= The exercise =
Omit all pictures, then retype the data exactly as given.

Chart and figure data:
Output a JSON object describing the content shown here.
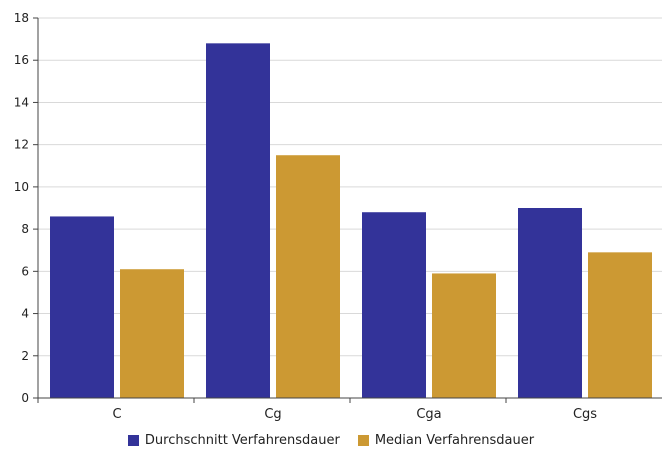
{
  "chart_data": {
    "type": "bar",
    "categories": [
      "C",
      "Cg",
      "Cga",
      "Cgs"
    ],
    "series": [
      {
        "name": "Durchschnitt Verfahrensdauer",
        "values": [
          8.6,
          16.8,
          8.8,
          9.0
        ],
        "color": "#333399"
      },
      {
        "name": "Median Verfahrensdauer",
        "values": [
          6.1,
          11.5,
          5.9,
          6.9
        ],
        "color": "#cc9933"
      }
    ],
    "ylim": [
      0,
      18
    ],
    "yticks": [
      "0",
      "2",
      "4",
      "6",
      "8",
      "10",
      "12",
      "14",
      "16",
      "18"
    ],
    "grid": true,
    "legend_position": "bottom"
  }
}
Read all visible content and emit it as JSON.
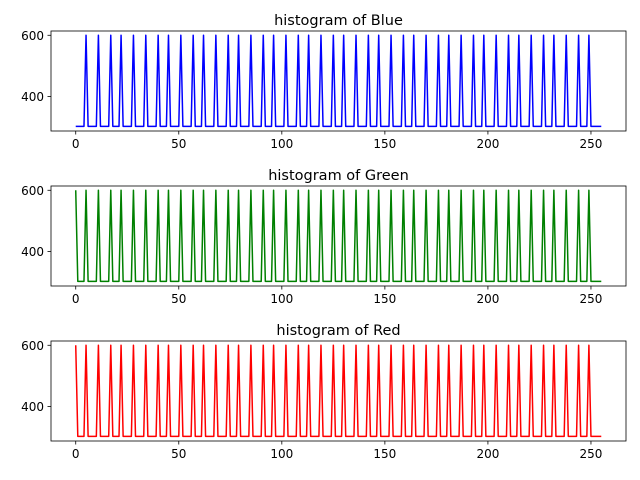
{
  "chart_data": [
    {
      "type": "line",
      "title": "histogram of Blue",
      "xlabel": "",
      "ylabel": "",
      "color": "#0000ff",
      "xlim": [
        -12,
        267
      ],
      "ylim": [
        287,
        614
      ],
      "xticks": [
        0,
        50,
        100,
        150,
        200,
        250
      ],
      "yticks": [
        400,
        600
      ],
      "grid": false,
      "legend": "none",
      "baseline": 302,
      "peak": 600,
      "x_start": 0,
      "x_end": 255,
      "peaks_x": [
        5,
        11,
        17,
        22,
        28,
        34,
        40,
        45,
        51,
        57,
        62,
        68,
        74,
        79,
        85,
        91,
        96,
        102,
        108,
        113,
        119,
        125,
        130,
        136,
        142,
        147,
        153,
        159,
        164,
        170,
        176,
        181,
        187,
        193,
        198,
        204,
        210,
        215,
        221,
        227,
        232,
        238,
        244,
        249
      ]
    },
    {
      "type": "line",
      "title": "histogram of Green",
      "xlabel": "",
      "ylabel": "",
      "color": "#008000",
      "xlim": [
        -12,
        267
      ],
      "ylim": [
        287,
        614
      ],
      "xticks": [
        0,
        50,
        100,
        150,
        200,
        250
      ],
      "yticks": [
        400,
        600
      ],
      "grid": false,
      "legend": "none",
      "baseline": 302,
      "peak": 600,
      "x_start": 0,
      "x_end": 255,
      "peaks_x": [
        0,
        5,
        11,
        17,
        22,
        28,
        34,
        40,
        45,
        51,
        57,
        62,
        68,
        74,
        79,
        85,
        91,
        96,
        102,
        108,
        113,
        119,
        125,
        130,
        136,
        142,
        147,
        153,
        159,
        164,
        170,
        176,
        181,
        187,
        193,
        198,
        204,
        210,
        215,
        221,
        227,
        232,
        238,
        244,
        249
      ]
    },
    {
      "type": "line",
      "title": "histogram of Red",
      "xlabel": "",
      "ylabel": "",
      "color": "#ff0000",
      "xlim": [
        -12,
        267
      ],
      "ylim": [
        287,
        614
      ],
      "xticks": [
        0,
        50,
        100,
        150,
        200,
        250
      ],
      "yticks": [
        400,
        600
      ],
      "grid": false,
      "legend": "none",
      "baseline": 302,
      "peak": 600,
      "x_start": 0,
      "x_end": 255,
      "peaks_x": [
        0,
        5,
        11,
        17,
        22,
        28,
        34,
        40,
        45,
        51,
        57,
        62,
        68,
        74,
        79,
        85,
        91,
        96,
        102,
        108,
        113,
        119,
        125,
        130,
        136,
        142,
        147,
        153,
        159,
        164,
        170,
        176,
        181,
        187,
        193,
        198,
        204,
        210,
        215,
        221,
        227,
        232,
        238,
        244,
        249
      ]
    }
  ]
}
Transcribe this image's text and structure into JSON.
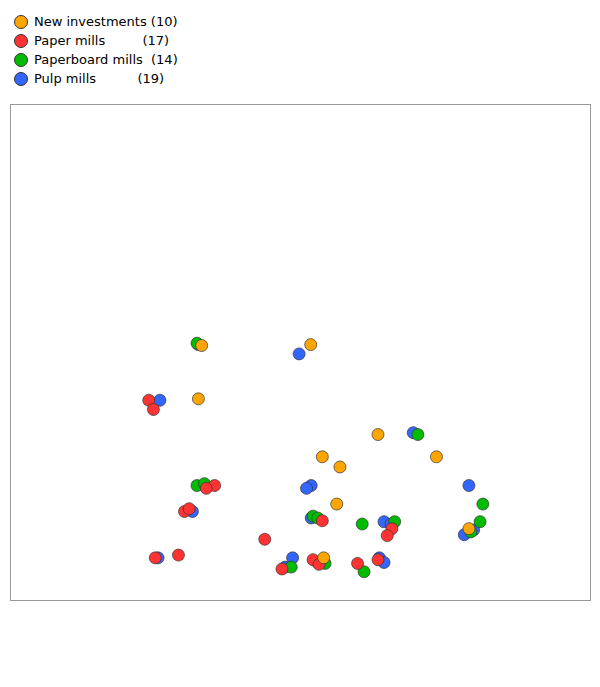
{
  "chart_data": {
    "type": "scatter",
    "series": [
      {
        "name": "New investments (10)",
        "color": "#FFA500",
        "x": [
          25.47,
          25.72,
          26.92,
          23.12,
          23.05,
          26.1,
          28.18,
          28.88,
          25.75,
          26.03
        ],
        "y": [
          65.02,
          62.6,
          63.08,
          65.0,
          63.85,
          62.38,
          62.6,
          61.05,
          60.42,
          61.58
        ]
      },
      {
        "name": "Paper mills         (17)",
        "color": "#FF3333",
        "x": [
          24.85,
          25.52,
          25.65,
          26.92,
          27.22,
          27.12,
          25.72,
          23.4,
          22.75,
          22.85,
          23.22,
          21.98,
          22.08,
          24.48,
          22.12,
          26.48,
          22.62
        ],
        "y": [
          60.18,
          60.38,
          60.28,
          60.38,
          61.05,
          60.9,
          61.22,
          61.98,
          61.42,
          61.48,
          61.92,
          63.82,
          63.62,
          60.82,
          60.42,
          60.3,
          60.48
        ]
      },
      {
        "name": "Paperboard mills  (14)",
        "color": "#00BB00",
        "x": [
          25.05,
          26.62,
          27.28,
          26.58,
          28.92,
          29.12,
          25.52,
          25.62,
          23.02,
          23.18,
          23.02,
          27.78,
          25.78,
          29.18
        ],
        "y": [
          60.22,
          60.12,
          61.2,
          61.15,
          60.98,
          61.2,
          61.32,
          61.28,
          61.98,
          62.02,
          65.05,
          63.08,
          60.3,
          61.58
        ]
      },
      {
        "name": "Pulp mills          (19)",
        "color": "#3366FF",
        "x": [
          24.92,
          25.08,
          26.95,
          27.05,
          27.05,
          27.2,
          28.78,
          28.98,
          25.48,
          22.92,
          23.05,
          22.22,
          25.48,
          25.38,
          28.88,
          27.68,
          25.62,
          22.18,
          25.22
        ],
        "y": [
          60.22,
          60.42,
          60.42,
          60.32,
          61.2,
          61.15,
          60.92,
          61.02,
          61.28,
          61.42,
          65.02,
          63.82,
          61.98,
          61.92,
          61.98,
          63.12,
          60.32,
          60.42,
          64.82
        ]
      }
    ],
    "xlim": [
      19.0,
      31.5
    ],
    "ylim": [
      59.5,
      70.2
    ],
    "tick_labels": false,
    "legend": "top",
    "marker": "circle"
  }
}
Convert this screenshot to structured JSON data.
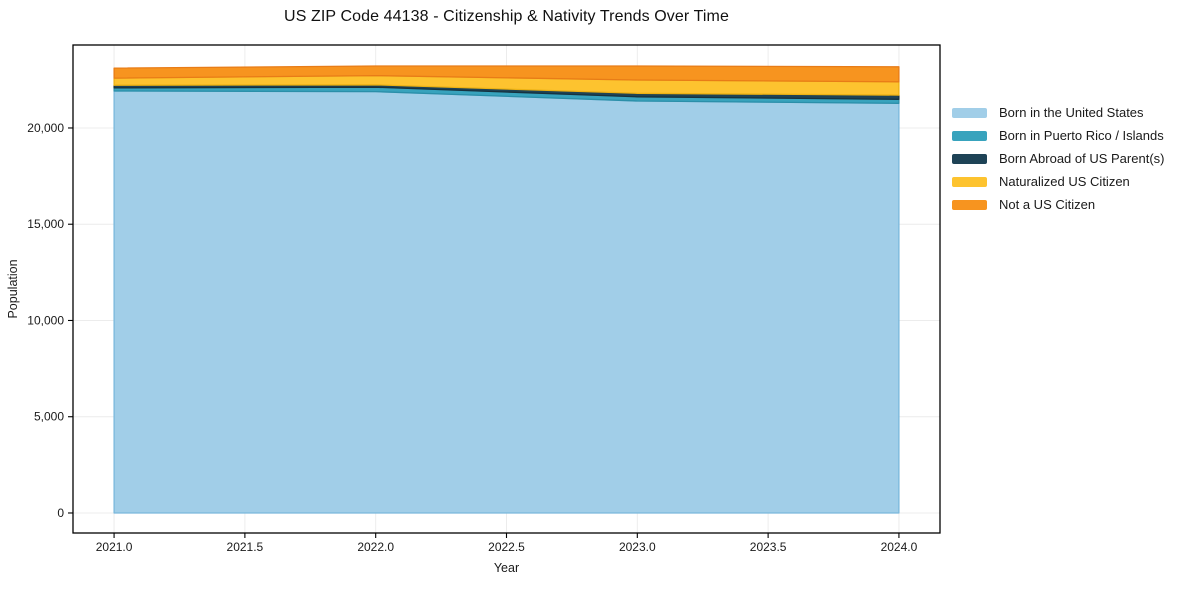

= Correct output =
Output a JSON object describing the content shown here.
{
  "chart_data": {
    "type": "bar",
    "categories": [
      "C",
      "Cg",
      "Cga",
      "Cgs"
    ],
    "series": [
      {
        "name": "Durchschnitt Verfahrensdauer",
        "values": [
          8.6,
          16.8,
          8.8,
          9.0
        ],
        "color": "#333399"
      },
      {
        "name": "Median Verfahrensdauer",
        "values": [
          6.1,
          11.5,
          5.9,
          6.9
        ],
        "color": "#cc9933"
      }
    ],
    "ylim": [
      0,
      18
    ],
    "yticks": [
      "0",
      "2",
      "4",
      "6",
      "8",
      "10",
      "12",
      "14",
      "16",
      "18"
    ],
    "grid": true,
    "legend_position": "bottom"
  }
}
Read all visible content and emit it as JSON.
{
  "chart_data": [
    {
      "type": "line",
      "title": "histogram of Blue",
      "xlabel": "",
      "ylabel": "",
      "color": "#0000ff",
      "xlim": [
        -12,
        267
      ],
      "ylim": [
        287,
        614
      ],
      "xticks": [
        0,
        50,
        100,
        150,
        200,
        250
      ],
      "yticks": [
        400,
        600
      ],
      "grid": false,
      "legend": "none",
      "baseline": 302,
      "peak": 600,
      "x_start": 0,
      "x_end": 255,
      "peaks_x": [
        5,
        11,
        17,
        22,
        28,
        34,
        40,
        45,
        51,
        57,
        62,
        68,
        74,
        79,
        85,
        91,
        96,
        102,
        108,
        113,
        119,
        125,
        130,
        136,
        142,
        147,
        153,
        159,
        164,
        170,
        176,
        181,
        187,
        193,
        198,
        204,
        210,
        215,
        221,
        227,
        232,
        238,
        244,
        249
      ]
    },
    {
      "type": "line",
      "title": "histogram of Green",
      "xlabel": "",
      "ylabel": "",
      "color": "#008000",
      "xlim": [
        -12,
        267
      ],
      "ylim": [
        287,
        614
      ],
      "xticks": [
        0,
        50,
        100,
        150,
        200,
        250
      ],
      "yticks": [
        400,
        600
      ],
      "grid": false,
      "legend": "none",
      "baseline": 302,
      "peak": 600,
      "x_start": 0,
      "x_end": 255,
      "peaks_x": [
        0,
        5,
        11,
        17,
        22,
        28,
        34,
        40,
        45,
        51,
        57,
        62,
        68,
        74,
        79,
        85,
        91,
        96,
        102,
        108,
        113,
        119,
        125,
        130,
        136,
        142,
        147,
        153,
        159,
        164,
        170,
        176,
        181,
        187,
        193,
        198,
        204,
        210,
        215,
        221,
        227,
        232,
        238,
        244,
        249
      ]
    },
    {
      "type": "line",
      "title": "histogram of Red",
      "xlabel": "",
      "ylabel": "",
      "color": "#ff0000",
      "xlim": [
        -12,
        267
      ],
      "ylim": [
        287,
        614
      ],
      "xticks": [
        0,
        50,
        100,
        150,
        200,
        250
      ],
      "yticks": [
        400,
        600
      ],
      "grid": false,
      "legend": "none",
      "baseline": 302,
      "peak": 600,
      "x_start": 0,
      "x_end": 255,
      "peaks_x": [
        0,
        5,
        11,
        17,
        22,
        28,
        34,
        40,
        45,
        51,
        57,
        62,
        68,
        74,
        79,
        85,
        91,
        96,
        102,
        108,
        113,
        119,
        125,
        130,
        136,
        142,
        147,
        153,
        159,
        164,
        170,
        176,
        181,
        187,
        193,
        198,
        204,
        210,
        215,
        221,
        227,
        232,
        238,
        244,
        249
      ]
    }
  ]
}
Transcribe this image's text and structure into JSON.
{
  "chart_data": {
    "type": "scatter",
    "series": [
      {
        "name": "New investments (10)",
        "color": "#FFA500",
        "x": [
          25.47,
          25.72,
          26.92,
          23.12,
          23.05,
          26.1,
          28.18,
          28.88,
          25.75,
          26.03
        ],
        "y": [
          65.02,
          62.6,
          63.08,
          65.0,
          63.85,
          62.38,
          62.6,
          61.05,
          60.42,
          61.58
        ]
      },
      {
        "name": "Paper mills         (17)",
        "color": "#FF3333",
        "x": [
          24.85,
          25.52,
          25.65,
          26.92,
          27.22,
          27.12,
          25.72,
          23.4,
          22.75,
          22.85,
          23.22,
          21.98,
          22.08,
          24.48,
          22.12,
          26.48,
          22.62
        ],
        "y": [
          60.18,
          60.38,
          60.28,
          60.38,
          61.05,
          60.9,
          61.22,
          61.98,
          61.42,
          61.48,
          61.92,
          63.82,
          63.62,
          60.82,
          60.42,
          60.3,
          60.48
        ]
      },
      {
        "name": "Paperboard mills  (14)",
        "color": "#00BB00",
        "x": [
          25.05,
          26.62,
          27.28,
          26.58,
          28.92,
          29.12,
          25.52,
          25.62,
          23.02,
          23.18,
          23.02,
          27.78,
          25.78,
          29.18
        ],
        "y": [
          60.22,
          60.12,
          61.2,
          61.15,
          60.98,
          61.2,
          61.32,
          61.28,
          61.98,
          62.02,
          65.05,
          63.08,
          60.3,
          61.58
        ]
      },
      {
        "name": "Pulp mills          (19)",
        "color": "#3366FF",
        "x": [
          24.92,
          25.08,
          26.95,
          27.05,
          27.05,
          27.2,
          28.78,
          28.98,
          25.48,
          22.92,
          23.05,
          22.22,
          25.48,
          25.38,
          28.88,
          27.68,
          25.62,
          22.18,
          25.22
        ],
        "y": [
          60.22,
          60.42,
          60.42,
          60.32,
          61.2,
          61.15,
          60.92,
          61.02,
          61.28,
          61.42,
          65.02,
          63.82,
          61.98,
          61.92,
          61.98,
          63.12,
          60.32,
          60.42,
          64.82
        ]
      }
    ],
    "xlim": [
      19.0,
      31.5
    ],
    "ylim": [
      59.5,
      70.2
    ],
    "tick_labels": false,
    "legend": "top",
    "marker": "circle"
  }
}
Convert this screenshot to structured JSON data.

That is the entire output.